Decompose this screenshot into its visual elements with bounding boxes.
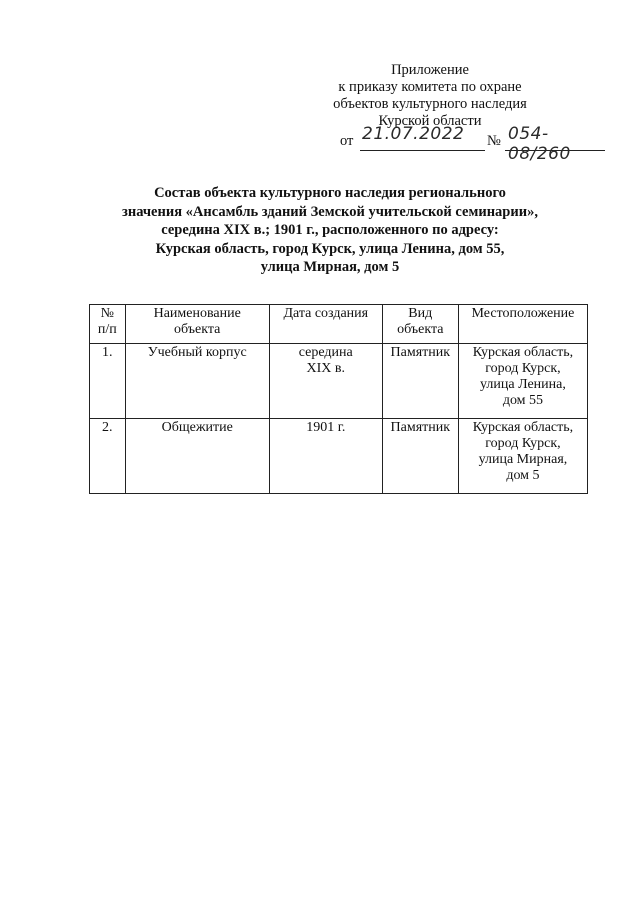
cell-creation-date [269, 419, 382, 494]
title-line: середина XIX в.; 1901 г., расположенного по адресу: [161, 222, 499, 238]
title-line: Курская область, город Курск, улица Ленина, дом 55, [155, 240, 505, 257]
header-text: Вид [408, 306, 433, 321]
order-date-number-line [340, 124, 610, 164]
title-line: Состав объекта культурного наследия регионального [154, 185, 506, 201]
cell-number: 2. [90, 419, 126, 494]
cell-text: улица Ленина, [480, 377, 566, 392]
header-text: объекта [174, 322, 221, 337]
header-number [90, 305, 126, 344]
header-location [458, 305, 587, 344]
header-object-kind [382, 305, 458, 344]
cell-text: город Курск, [485, 436, 561, 451]
cell-object-kind: Памятник [382, 344, 458, 419]
cell-object-name: Общежитие [125, 419, 269, 494]
cell-text: город Курск, [485, 361, 561, 376]
cell-location [458, 344, 587, 419]
cell-text: Курская область, [472, 420, 574, 435]
cell-object-name: Учебный корпус [125, 344, 269, 419]
header-text: объекта [397, 322, 444, 337]
header-text: Наименование [153, 306, 241, 321]
order-date-prefix: от [340, 133, 354, 149]
table-row [90, 344, 588, 419]
heritage-objects-table [89, 304, 588, 494]
header-text: п/п [97, 322, 117, 337]
table-header-row [90, 305, 588, 344]
header-text: № [100, 306, 114, 321]
order-date-underline [360, 150, 485, 151]
appendix-line: Курской области [378, 113, 482, 129]
order-date-handwritten: 21.07.2022 [362, 124, 465, 144]
appendix-line: объектов культурного наследия [333, 96, 527, 112]
order-number-handwritten: 054-08/260 [508, 124, 571, 164]
cell-text: дом 5 [506, 468, 540, 483]
title-line: значения «Ансамбль зданий Земской учительской семинарии», [122, 203, 538, 220]
cell-text: XIX в. [306, 361, 346, 376]
cell-object-kind: Памятник [382, 419, 458, 494]
cell-location [458, 419, 587, 494]
appendix-block [310, 62, 550, 130]
header-creation-date [269, 305, 382, 344]
appendix-line: к приказу комитета по охране [338, 79, 522, 95]
appendix-line: Приложение [391, 62, 469, 78]
cell-text: Курская область, [472, 345, 574, 360]
order-number-prefix: № [487, 133, 501, 149]
document-title [80, 184, 580, 277]
cell-text: 1901 г. [306, 420, 346, 435]
cell-creation-date [269, 344, 382, 419]
title-line: улица Мирная, дом 5 [260, 259, 400, 275]
cell-text: улица Мирная, [478, 452, 568, 467]
cell-text: дом 55 [502, 393, 544, 408]
cell-text: середина [298, 345, 353, 360]
cell-number: 1. [90, 344, 126, 419]
header-text: Местоположение [471, 306, 575, 321]
header-text: Дата создания [283, 306, 369, 321]
header-object-name [125, 305, 269, 344]
table-row [90, 419, 588, 494]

-.-.-

* WHAT YOU WILL DO
Edit the listing above so that every "Памятник" becomes "Объект", leaving all else unchanged, and return it without the pictures.

* RESULT FOR THIS TASK
Decompose this screenshot into its visual elements with bounding boxes.
cell-creation-date [269, 419, 382, 494]
title-line: середина XIX в.; 1901 г., расположенного по адресу: [161, 222, 499, 238]
title-line: Курская область, город Курск, улица Ленина, дом 55, [155, 240, 505, 257]
header-text: Вид [408, 306, 433, 321]
order-date-number-line [340, 124, 610, 164]
title-line: Состав объекта культурного наследия регионального [154, 185, 506, 201]
cell-number: 2. [90, 419, 126, 494]
cell-text: улица Ленина, [480, 377, 566, 392]
header-text: объекта [174, 322, 221, 337]
header-number [90, 305, 126, 344]
header-location [458, 305, 587, 344]
header-object-kind [382, 305, 458, 344]
cell-text: город Курск, [485, 436, 561, 451]
cell-object-kind: Объект [382, 344, 458, 419]
cell-object-name: Общежитие [125, 419, 269, 494]
cell-text: город Курск, [485, 361, 561, 376]
cell-location [458, 344, 587, 419]
cell-text: Курская область, [472, 420, 574, 435]
cell-object-name: Учебный корпус [125, 344, 269, 419]
header-text: объекта [397, 322, 444, 337]
header-text: Наименование [153, 306, 241, 321]
order-date-prefix: от [340, 133, 354, 149]
table-row [90, 344, 588, 419]
heritage-objects-table [89, 304, 588, 494]
header-text: п/п [97, 322, 117, 337]
table-header-row [90, 305, 588, 344]
header-text: № [100, 306, 114, 321]
order-date-underline [360, 150, 485, 151]
appendix-line: Курской области [378, 113, 482, 129]
order-date-handwritten: 21.07.2022 [362, 124, 465, 144]
appendix-line: объектов культурного наследия [333, 96, 527, 112]
order-number-handwritten: 054-08/260 [508, 124, 571, 164]
cell-text: дом 5 [506, 468, 540, 483]
title-line: значения «Ансамбль зданий Земской учительской семинарии», [122, 203, 538, 220]
cell-text: XIX в. [306, 361, 346, 376]
cell-object-kind: Объект [382, 419, 458, 494]
cell-location [458, 419, 587, 494]
appendix-block [310, 62, 550, 130]
header-creation-date [269, 305, 382, 344]
appendix-line: к приказу комитета по охране [338, 79, 522, 95]
appendix-line: Приложение [391, 62, 469, 78]
cell-text: Курская область, [472, 345, 574, 360]
order-number-prefix: № [487, 133, 501, 149]
document-title [80, 184, 580, 277]
cell-text: 1901 г. [306, 420, 346, 435]
cell-creation-date [269, 344, 382, 419]
title-line: улица Мирная, дом 5 [260, 259, 400, 275]
cell-text: улица Мирная, [478, 452, 568, 467]
cell-text: дом 55 [502, 393, 544, 408]
cell-text: середина [298, 345, 353, 360]
cell-number: 1. [90, 344, 126, 419]
header-text: Местоположение [471, 306, 575, 321]
header-text: Дата создания [283, 306, 369, 321]
header-object-name [125, 305, 269, 344]
table-row [90, 419, 588, 494]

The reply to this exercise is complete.